WRITTEN TASK » Copy every record exactly, and keep the pictures out.

====== TASK INPUT

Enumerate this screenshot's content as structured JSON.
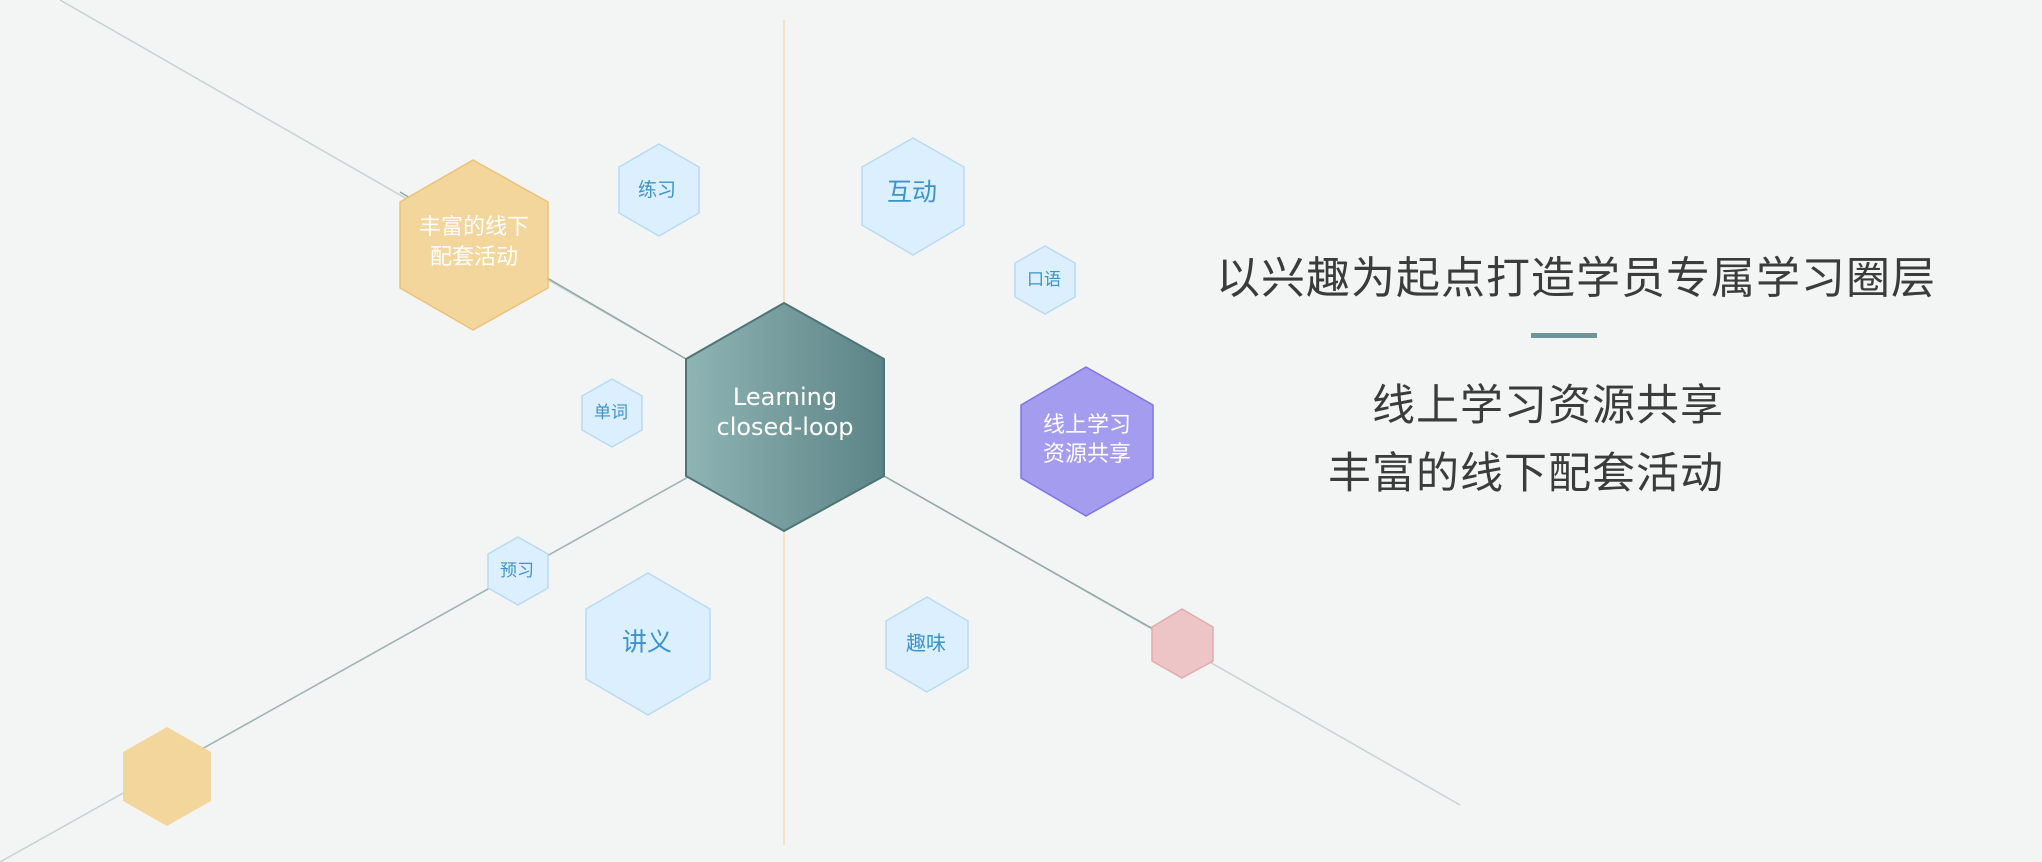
{
  "center": {
    "line1": "Learning",
    "line2": "closed-loop"
  },
  "nodes": {
    "offline_activities": {
      "line1": "丰富的线下",
      "line2": "配套活动"
    },
    "online_resources": {
      "line1": "线上学习",
      "line2": "资源共享"
    },
    "practice": "练习",
    "interaction": "互动",
    "speaking": "口语",
    "vocabulary": "单词",
    "preview": "预习",
    "handout": "讲义",
    "interest": "趣味"
  },
  "text_panel": {
    "headline": "以兴趣为起点打造学员专属学习圈层",
    "line1": "线上学习资源共享",
    "line2": "丰富的线下配套活动"
  },
  "colors": {
    "center_dark": "#5f8789",
    "center_light": "#8fb3b3",
    "offline_fill": "#f3d69c",
    "online_fill": "#a49cef",
    "small_fill": "#dcefff",
    "small_text": "#3b93c9",
    "pink_fill": "#eec5c7",
    "accent": "#6e969a"
  }
}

============

THE RESULT »
Enumerate this screenshot's content as structured JSON.
{
  "center": {
    "line1": "Learning",
    "line2": "closed-loop"
  },
  "nodes": {
    "offline_activities": {
      "line1": "丰富的线下",
      "line2": "配套活动"
    },
    "online_resources": {
      "line1": "线上学习",
      "line2": "资源共享"
    },
    "practice": "练习",
    "interaction": "互动",
    "speaking": "口语",
    "vocabulary": "单词",
    "preview": "预习",
    "handout": "讲义",
    "interest": "趣味"
  },
  "text_panel": {
    "headline": "以兴趣为起点打造学员专属学习圈层",
    "line1": "线上学习资源共享",
    "line2": "丰富的线下配套活动"
  },
  "colors": {
    "center_dark": "#5f8789",
    "center_light": "#8fb3b3",
    "offline_fill": "#f3d69c",
    "online_fill": "#a49cef",
    "small_fill": "#dcefff",
    "small_text": "#3b93c9",
    "pink_fill": "#eec5c7",
    "accent": "#6e969a"
  }
}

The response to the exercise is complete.